*Dataset records*.
--
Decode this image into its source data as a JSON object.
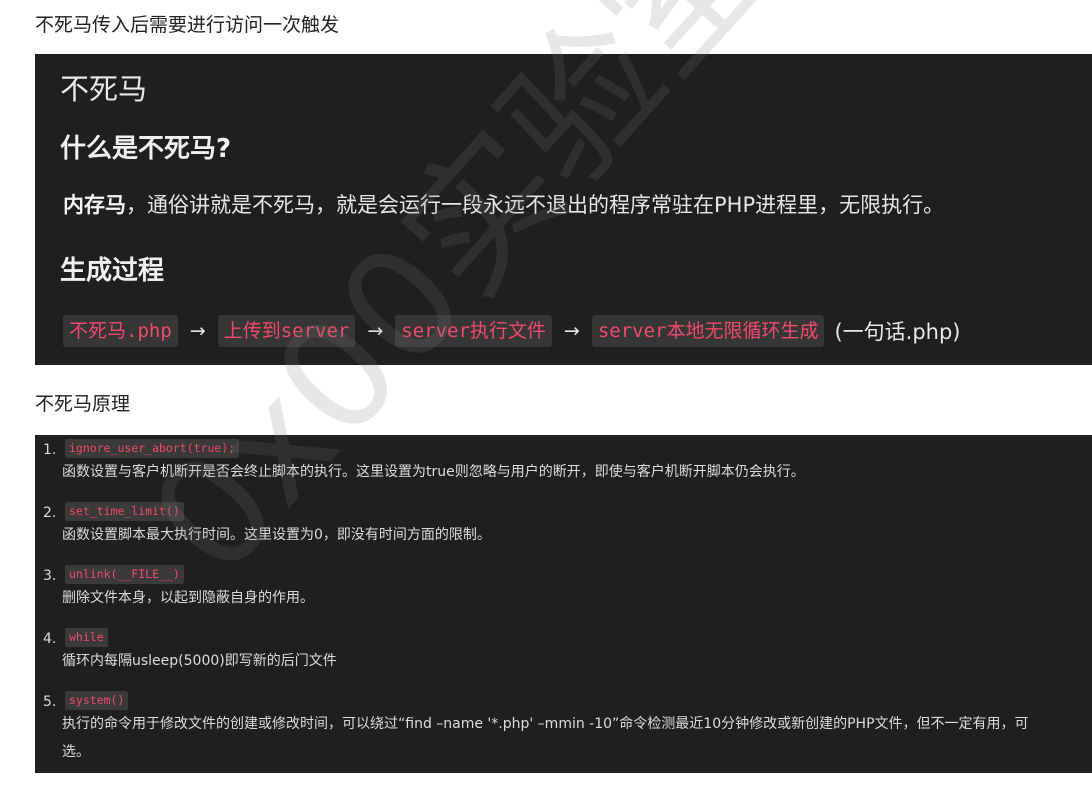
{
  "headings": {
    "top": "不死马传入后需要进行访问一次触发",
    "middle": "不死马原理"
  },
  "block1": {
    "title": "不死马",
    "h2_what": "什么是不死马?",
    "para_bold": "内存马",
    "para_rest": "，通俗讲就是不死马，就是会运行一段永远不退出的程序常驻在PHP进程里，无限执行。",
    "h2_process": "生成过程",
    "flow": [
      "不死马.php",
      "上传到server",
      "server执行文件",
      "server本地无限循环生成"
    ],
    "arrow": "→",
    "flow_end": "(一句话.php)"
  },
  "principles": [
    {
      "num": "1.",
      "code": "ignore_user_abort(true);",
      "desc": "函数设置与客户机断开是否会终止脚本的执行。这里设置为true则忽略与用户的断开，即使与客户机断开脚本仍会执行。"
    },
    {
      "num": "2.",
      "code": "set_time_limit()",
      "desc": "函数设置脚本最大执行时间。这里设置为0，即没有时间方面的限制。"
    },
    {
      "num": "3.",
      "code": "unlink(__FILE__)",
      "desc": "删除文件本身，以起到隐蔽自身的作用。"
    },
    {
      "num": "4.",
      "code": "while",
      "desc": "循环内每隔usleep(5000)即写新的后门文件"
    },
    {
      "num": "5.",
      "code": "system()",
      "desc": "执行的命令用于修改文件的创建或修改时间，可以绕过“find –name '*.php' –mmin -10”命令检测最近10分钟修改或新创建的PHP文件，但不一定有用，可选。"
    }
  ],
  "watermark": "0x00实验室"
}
--
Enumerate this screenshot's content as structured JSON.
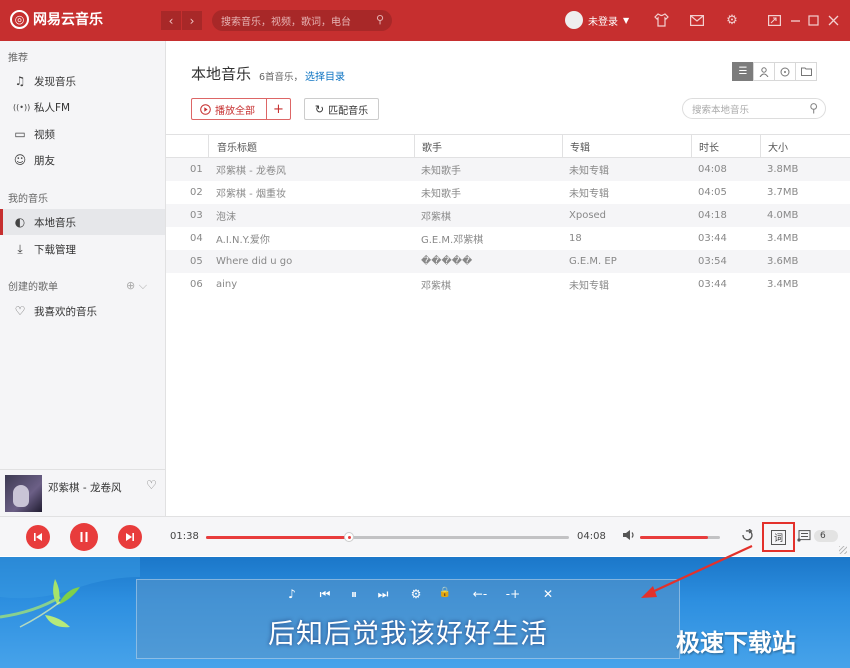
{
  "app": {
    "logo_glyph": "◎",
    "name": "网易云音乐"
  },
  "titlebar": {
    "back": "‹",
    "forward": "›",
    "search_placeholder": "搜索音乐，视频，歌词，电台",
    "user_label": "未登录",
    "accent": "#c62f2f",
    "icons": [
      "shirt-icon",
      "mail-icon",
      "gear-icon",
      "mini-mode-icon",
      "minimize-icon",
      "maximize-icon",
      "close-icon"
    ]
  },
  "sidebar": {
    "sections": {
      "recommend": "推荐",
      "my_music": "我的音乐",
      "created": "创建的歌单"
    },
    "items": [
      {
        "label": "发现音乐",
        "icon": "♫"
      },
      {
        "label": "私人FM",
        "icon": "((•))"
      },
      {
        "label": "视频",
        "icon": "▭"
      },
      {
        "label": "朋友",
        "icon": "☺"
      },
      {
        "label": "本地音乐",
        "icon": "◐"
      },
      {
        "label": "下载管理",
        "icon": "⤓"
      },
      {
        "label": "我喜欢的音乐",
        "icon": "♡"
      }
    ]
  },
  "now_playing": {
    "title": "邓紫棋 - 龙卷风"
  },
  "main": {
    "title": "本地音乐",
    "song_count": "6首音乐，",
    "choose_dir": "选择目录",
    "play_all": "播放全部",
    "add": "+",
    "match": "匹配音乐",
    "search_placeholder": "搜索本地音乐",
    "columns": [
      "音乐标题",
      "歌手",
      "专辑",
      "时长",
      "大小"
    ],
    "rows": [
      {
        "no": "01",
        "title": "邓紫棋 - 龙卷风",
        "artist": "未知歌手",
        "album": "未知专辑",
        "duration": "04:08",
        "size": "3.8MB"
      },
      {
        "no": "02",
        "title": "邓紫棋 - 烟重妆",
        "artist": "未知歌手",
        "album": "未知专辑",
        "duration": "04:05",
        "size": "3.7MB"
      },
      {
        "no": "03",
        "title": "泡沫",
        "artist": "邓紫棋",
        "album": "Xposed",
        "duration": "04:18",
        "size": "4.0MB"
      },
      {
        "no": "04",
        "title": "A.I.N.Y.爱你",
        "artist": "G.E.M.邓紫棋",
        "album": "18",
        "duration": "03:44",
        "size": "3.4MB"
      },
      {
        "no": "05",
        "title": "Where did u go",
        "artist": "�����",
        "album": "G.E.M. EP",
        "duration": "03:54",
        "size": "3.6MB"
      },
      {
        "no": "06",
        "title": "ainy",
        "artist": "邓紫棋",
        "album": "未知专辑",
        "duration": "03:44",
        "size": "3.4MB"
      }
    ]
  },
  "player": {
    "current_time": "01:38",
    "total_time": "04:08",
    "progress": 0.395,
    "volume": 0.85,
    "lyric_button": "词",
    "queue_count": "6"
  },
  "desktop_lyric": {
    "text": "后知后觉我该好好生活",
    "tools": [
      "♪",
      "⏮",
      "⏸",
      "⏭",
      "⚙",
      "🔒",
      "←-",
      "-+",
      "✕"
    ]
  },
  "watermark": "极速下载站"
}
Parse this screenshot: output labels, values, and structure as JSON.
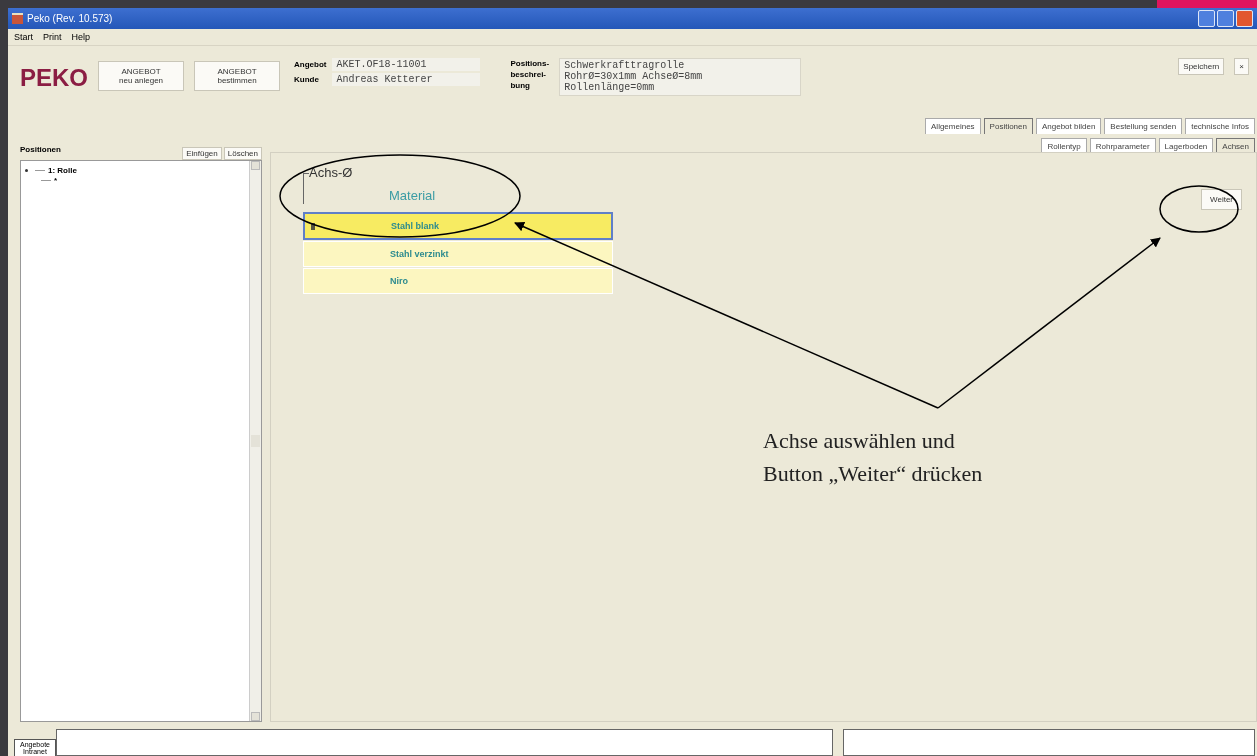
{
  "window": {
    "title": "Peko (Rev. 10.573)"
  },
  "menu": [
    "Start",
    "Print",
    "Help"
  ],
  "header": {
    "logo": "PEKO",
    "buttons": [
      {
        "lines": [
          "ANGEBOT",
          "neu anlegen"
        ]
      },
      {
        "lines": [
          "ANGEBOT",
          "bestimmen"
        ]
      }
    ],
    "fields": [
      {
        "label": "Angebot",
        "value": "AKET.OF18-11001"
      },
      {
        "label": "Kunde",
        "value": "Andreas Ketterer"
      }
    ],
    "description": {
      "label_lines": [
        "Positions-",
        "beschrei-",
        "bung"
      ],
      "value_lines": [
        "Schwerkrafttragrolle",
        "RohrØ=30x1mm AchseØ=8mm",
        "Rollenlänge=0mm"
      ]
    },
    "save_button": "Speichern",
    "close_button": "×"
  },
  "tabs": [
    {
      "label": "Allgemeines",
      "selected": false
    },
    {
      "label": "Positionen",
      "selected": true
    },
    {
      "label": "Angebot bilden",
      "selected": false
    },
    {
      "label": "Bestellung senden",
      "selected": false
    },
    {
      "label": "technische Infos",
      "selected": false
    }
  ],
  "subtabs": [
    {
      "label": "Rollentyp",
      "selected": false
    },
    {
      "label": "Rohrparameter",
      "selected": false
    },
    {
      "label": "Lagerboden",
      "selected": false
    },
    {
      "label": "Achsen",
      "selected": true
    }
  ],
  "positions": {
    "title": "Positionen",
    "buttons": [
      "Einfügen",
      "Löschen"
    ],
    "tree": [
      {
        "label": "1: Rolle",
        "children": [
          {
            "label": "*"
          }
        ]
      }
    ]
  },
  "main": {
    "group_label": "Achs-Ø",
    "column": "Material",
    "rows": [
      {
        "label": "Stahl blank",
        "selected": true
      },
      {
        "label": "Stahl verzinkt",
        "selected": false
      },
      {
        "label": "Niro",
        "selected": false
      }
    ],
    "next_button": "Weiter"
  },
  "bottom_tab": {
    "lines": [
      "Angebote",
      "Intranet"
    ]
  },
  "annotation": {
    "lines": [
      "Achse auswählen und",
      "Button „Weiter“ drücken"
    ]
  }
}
--
Copy all lines of the listing above that contain the string "duration".

*Solution to this problem*.
        "duration": "04:08",
        "duration": "04:05",
        "duration": "04:18",
        "duration": "03:44",
        "duration": "03:54",
        "duration": "03:44",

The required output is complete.